**SOURCE MATERIAL**:
- - -
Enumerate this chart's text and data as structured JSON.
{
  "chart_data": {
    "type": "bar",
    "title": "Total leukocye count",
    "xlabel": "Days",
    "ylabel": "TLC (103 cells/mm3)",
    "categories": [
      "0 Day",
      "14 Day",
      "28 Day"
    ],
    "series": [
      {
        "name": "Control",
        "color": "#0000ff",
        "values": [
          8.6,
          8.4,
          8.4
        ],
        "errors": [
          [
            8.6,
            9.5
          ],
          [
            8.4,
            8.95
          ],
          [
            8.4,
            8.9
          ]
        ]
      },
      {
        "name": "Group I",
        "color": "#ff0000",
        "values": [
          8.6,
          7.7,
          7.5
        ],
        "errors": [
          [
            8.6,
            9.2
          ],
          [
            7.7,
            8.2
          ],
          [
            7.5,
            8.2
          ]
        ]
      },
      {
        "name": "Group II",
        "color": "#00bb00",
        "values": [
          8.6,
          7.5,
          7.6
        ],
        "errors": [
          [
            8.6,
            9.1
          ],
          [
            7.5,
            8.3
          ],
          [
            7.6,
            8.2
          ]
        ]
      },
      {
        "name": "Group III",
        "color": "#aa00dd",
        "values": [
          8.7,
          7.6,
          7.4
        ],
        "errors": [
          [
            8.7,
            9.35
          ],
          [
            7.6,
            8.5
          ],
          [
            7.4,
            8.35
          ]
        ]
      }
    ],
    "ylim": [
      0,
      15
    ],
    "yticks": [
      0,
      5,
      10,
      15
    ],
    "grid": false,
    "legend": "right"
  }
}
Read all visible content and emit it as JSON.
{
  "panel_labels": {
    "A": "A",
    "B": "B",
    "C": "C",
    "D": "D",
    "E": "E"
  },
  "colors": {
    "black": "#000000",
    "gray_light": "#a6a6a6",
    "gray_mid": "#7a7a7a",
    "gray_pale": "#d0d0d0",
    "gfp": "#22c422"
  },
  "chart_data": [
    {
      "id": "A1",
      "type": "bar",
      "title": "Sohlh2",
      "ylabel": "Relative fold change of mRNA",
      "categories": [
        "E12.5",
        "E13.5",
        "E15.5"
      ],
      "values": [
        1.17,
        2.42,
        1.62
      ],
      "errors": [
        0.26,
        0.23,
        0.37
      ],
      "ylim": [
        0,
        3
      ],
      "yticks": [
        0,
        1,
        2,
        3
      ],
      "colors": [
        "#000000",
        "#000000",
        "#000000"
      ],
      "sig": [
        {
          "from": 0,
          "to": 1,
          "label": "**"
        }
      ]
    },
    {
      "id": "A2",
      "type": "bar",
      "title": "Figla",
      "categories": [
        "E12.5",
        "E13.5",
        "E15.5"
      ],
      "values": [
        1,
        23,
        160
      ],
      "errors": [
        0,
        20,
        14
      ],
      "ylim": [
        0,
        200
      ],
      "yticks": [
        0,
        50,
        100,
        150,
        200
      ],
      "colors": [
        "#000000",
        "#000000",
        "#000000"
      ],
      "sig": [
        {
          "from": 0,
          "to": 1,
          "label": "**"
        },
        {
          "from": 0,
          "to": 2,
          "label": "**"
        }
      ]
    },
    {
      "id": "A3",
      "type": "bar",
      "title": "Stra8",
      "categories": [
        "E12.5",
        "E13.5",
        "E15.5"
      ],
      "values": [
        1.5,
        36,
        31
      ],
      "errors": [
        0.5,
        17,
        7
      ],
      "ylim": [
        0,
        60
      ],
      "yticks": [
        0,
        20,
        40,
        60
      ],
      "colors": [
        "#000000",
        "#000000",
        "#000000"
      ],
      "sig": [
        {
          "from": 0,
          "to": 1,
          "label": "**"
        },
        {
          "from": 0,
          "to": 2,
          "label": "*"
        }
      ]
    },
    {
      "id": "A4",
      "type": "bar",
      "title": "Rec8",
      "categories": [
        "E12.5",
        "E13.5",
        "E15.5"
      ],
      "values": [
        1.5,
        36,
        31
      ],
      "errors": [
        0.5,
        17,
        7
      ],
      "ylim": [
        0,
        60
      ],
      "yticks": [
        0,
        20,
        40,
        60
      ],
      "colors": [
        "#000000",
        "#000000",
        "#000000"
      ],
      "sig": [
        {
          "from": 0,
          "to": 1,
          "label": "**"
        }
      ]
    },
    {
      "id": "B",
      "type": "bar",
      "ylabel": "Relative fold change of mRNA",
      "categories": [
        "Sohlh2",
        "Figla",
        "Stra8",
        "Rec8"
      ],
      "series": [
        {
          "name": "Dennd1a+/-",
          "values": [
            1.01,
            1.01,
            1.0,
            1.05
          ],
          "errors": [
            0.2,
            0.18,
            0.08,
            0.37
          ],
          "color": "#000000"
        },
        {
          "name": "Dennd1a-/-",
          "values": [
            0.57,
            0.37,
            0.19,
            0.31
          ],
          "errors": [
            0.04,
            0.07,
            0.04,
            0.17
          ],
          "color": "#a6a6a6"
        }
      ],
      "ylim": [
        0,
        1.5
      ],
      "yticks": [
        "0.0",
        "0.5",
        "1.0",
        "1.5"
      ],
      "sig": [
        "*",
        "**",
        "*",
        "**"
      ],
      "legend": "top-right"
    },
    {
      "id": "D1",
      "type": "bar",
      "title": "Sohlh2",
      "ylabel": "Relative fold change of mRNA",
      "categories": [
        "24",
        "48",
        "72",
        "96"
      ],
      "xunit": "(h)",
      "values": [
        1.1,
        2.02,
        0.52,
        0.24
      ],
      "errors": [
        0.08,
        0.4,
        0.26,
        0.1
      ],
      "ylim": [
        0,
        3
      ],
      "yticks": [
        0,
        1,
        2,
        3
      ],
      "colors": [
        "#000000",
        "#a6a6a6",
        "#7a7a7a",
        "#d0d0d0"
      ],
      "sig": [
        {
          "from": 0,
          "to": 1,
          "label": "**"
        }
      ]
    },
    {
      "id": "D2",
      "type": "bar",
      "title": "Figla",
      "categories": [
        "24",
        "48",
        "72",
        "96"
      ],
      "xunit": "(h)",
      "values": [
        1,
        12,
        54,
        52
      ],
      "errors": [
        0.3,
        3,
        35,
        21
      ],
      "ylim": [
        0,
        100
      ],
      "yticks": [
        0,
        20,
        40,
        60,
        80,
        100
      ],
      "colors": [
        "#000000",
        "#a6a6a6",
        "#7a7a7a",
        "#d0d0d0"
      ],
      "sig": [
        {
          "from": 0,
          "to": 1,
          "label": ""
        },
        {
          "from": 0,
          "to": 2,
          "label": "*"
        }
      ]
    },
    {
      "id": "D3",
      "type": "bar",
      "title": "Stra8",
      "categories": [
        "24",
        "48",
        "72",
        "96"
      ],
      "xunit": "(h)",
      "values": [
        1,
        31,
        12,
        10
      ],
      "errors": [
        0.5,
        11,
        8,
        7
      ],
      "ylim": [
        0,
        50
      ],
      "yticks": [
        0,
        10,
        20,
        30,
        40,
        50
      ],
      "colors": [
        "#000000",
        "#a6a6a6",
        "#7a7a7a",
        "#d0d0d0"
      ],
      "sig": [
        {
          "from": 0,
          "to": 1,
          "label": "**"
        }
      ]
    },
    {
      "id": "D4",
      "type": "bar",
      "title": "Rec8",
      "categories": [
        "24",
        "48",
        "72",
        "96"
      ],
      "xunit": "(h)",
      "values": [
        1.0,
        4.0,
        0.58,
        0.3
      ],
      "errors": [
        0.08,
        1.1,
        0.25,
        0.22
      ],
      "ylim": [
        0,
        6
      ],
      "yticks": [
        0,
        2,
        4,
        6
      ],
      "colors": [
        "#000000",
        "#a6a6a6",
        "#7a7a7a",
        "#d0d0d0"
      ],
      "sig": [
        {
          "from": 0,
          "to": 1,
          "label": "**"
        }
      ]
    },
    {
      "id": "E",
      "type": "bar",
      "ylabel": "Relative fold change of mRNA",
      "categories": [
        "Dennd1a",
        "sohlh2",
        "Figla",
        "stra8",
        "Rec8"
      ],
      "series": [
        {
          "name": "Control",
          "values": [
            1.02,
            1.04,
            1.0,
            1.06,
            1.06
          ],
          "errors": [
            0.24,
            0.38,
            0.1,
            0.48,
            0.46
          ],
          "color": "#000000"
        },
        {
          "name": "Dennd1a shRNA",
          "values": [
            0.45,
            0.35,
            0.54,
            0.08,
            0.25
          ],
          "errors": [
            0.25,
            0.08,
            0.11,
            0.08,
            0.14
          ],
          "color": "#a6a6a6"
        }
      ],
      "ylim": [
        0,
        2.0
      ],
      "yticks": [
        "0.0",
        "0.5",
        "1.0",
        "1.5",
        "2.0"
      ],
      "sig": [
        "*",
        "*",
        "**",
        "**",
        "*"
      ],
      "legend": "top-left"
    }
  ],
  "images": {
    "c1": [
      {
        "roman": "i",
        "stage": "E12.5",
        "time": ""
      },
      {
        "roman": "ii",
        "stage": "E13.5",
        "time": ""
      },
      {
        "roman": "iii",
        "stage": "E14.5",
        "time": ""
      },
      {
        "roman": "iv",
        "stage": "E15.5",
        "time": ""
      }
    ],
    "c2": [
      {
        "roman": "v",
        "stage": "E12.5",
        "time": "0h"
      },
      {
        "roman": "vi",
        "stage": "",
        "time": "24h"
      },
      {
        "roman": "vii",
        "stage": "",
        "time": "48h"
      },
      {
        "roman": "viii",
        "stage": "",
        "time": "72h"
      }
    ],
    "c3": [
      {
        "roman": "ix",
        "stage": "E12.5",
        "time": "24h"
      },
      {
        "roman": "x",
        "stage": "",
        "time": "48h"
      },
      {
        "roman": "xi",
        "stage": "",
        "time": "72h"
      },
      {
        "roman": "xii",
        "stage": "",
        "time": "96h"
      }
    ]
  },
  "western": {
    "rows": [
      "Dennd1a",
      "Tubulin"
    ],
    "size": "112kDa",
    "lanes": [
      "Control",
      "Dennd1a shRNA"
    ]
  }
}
- - -
**TASK INSTRUCTIONS**: Among the lines above, find those that contain the word "roman" and copy them.

**RESULT OF THIS TASK**:
        "roman": "i",
        "roman": "ii",
        "roman": "iii",
        "roman": "iv",
        "roman": "v",
        "roman": "vi",
        "roman": "vii",
        "roman": "viii",
        "roman": "ix",
        "roman": "x",
        "roman": "xi",
        "roman": "xii",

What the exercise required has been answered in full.